* **Task description**
Copy the full set of lines exactly as given.

>>>

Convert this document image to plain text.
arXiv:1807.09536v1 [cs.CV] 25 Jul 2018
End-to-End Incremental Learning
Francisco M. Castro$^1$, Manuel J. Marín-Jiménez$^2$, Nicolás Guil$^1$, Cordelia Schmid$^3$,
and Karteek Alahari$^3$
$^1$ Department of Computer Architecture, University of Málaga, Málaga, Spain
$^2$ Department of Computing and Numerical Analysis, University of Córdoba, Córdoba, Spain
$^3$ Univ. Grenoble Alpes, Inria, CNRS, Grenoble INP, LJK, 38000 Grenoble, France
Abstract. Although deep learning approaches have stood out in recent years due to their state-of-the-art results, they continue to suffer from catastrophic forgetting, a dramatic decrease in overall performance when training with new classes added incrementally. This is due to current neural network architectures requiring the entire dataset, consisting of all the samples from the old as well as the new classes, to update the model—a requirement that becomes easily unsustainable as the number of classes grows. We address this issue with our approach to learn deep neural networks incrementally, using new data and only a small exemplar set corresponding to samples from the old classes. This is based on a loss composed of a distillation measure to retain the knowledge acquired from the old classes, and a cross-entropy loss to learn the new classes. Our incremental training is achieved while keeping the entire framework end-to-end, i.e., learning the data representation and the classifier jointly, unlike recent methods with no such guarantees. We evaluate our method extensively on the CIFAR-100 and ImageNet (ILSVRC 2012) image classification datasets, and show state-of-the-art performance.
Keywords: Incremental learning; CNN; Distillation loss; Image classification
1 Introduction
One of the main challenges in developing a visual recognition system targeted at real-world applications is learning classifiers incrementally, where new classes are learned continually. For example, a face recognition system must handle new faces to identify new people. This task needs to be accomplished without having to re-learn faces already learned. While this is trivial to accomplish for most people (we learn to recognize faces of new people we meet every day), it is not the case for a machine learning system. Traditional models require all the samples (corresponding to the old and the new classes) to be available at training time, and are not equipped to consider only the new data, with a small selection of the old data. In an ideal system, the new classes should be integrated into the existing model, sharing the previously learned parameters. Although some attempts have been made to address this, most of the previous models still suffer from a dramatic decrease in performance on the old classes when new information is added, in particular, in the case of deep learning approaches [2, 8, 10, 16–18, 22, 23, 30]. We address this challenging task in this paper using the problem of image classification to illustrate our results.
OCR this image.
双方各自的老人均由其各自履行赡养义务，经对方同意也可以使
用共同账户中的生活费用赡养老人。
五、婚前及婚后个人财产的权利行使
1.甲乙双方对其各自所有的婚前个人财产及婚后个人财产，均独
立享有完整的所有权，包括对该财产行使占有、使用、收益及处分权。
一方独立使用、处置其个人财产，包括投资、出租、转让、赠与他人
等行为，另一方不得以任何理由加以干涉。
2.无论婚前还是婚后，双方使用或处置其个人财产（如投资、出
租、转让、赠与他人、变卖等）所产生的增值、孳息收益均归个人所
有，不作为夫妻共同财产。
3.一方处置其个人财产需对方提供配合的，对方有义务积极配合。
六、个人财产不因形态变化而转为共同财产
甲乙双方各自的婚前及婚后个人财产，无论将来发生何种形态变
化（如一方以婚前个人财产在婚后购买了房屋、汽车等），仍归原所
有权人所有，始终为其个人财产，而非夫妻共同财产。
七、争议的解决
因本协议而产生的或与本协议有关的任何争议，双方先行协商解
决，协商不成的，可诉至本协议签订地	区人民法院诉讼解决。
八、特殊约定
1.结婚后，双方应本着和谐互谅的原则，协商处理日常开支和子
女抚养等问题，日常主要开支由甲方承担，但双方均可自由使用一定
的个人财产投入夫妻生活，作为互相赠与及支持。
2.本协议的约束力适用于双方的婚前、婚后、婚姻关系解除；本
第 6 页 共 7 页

<<<

* **Correct response**
Convert this document image to plain text.
arXiv:1807.09536v1 [cs.CV] 25 Jul 2018
End-to-End Incremental Learning
Francisco M. Castro$^1$, Manuel J. Marín-Jiménez$^2$, Nicolás Guil$^1$, Cordelia Schmid$^3$,
and Karteek Alahari$^3$
$^1$ Department of Computer Architecture, University of Málaga, Málaga, Spain
$^2$ Department of Computing and Numerical Analysis, University of Córdoba, Córdoba, Spain
$^3$ Univ. Grenoble Alpes, Inria, CNRS, Grenoble INP, LJK, 38000 Grenoble, France
Abstract. Although deep learning approaches have stood out in recent years due to their state-of-the-art results, they continue to suffer from catastrophic forgetting, a dramatic decrease in overall performance when training with new classes added incrementally. This is due to current neural network architectures requiring the entire dataset, consisting of all the samples from the old as well as the new classes, to update the model—a requirement that becomes easily unsustainable as the number of classes grows. We address this issue with our approach to learn deep neural networks incrementally, using new data and only a small exemplar set corresponding to samples from the old classes. This is based on a loss composed of a distillation measure to retain the knowledge acquired from the old classes, and a cross-entropy loss to learn the new classes. Our incremental training is achieved while keeping the entire framework end-to-end, i.e., learning the data representation and the classifier jointly, unlike recent methods with no such guarantees. We evaluate our method extensively on the CIFAR-100 and ImageNet (ILSVRC 2012) image classification datasets, and show state-of-the-art performance.
Keywords: Incremental learning; CNN; Distillation loss; Image classification
1 Introduction
One of the main challenges in developing a visual recognition system targeted at real-world applications is learning classifiers incrementally, where new classes are learned continually. For example, a face recognition system must handle new faces to identify new people. This task needs to be accomplished without having to re-learn faces already learned. While this is trivial to accomplish for most people (we learn to recognize faces of new people we meet every day), it is not the case for a machine learning system. Traditional models require all the samples (corresponding to the old and the new classes) to be available at training time, and are not equipped to consider only the new data, with a small selection of the old data. In an ideal system, the new classes should be integrated into the existing model, sharing the previously learned parameters. Although some attempts have been made to address this, most of the previous models still suffer from a dramatic decrease in performance on the old classes when new information is added, in particular, in the case of deep learning approaches [2, 8, 10, 16–18, 22, 23, 30]. We address this challenging task in this paper using the problem of image classification to illustrate our results.
OCR this image.
双方各自的老人均由其各自履行赡养义务，经对方同意也可以使
用共同账户中的生活费用赡养老人。
五、婚前及婚后个人财产的权利行使
1.甲乙双方对其各自所有的婚前个人财产及婚后个人财产，均独
立享有完整的所有权，包括对该财产行使占有、使用、收益及处分权。
一方独立使用、处置其个人财产，包括投资、出租、转让、赠与他人
等行为，另一方不得以任何理由加以干涉。
2.无论婚前还是婚后，双方使用或处置其个人财产（如投资、出
租、转让、赠与他人、变卖等）所产生的增值、孳息收益均归个人所
有，不作为夫妻共同财产。
3.一方处置其个人财产需对方提供配合的，对方有义务积极配合。
六、个人财产不因形态变化而转为共同财产
甲乙双方各自的婚前及婚后个人财产，无论将来发生何种形态变
化（如一方以婚前个人财产在婚后购买了房屋、汽车等），仍归原所
有权人所有，始终为其个人财产，而非夫妻共同财产。
七、争议的解决
因本协议而产生的或与本协议有关的任何争议，双方先行协商解
决，协商不成的，可诉至本协议签订地	区人民法院诉讼解决。
八、特殊约定
1.结婚后，双方应本着和谐互谅的原则，协商处理日常开支和子
女抚养等问题，日常主要开支由甲方承担，但双方均可自由使用一定
的个人财产投入夫妻生活，作为互相赠与及支持。
2.本协议的约束力适用于双方的婚前、婚后、婚姻关系解除；本
第 6 页 共 7 页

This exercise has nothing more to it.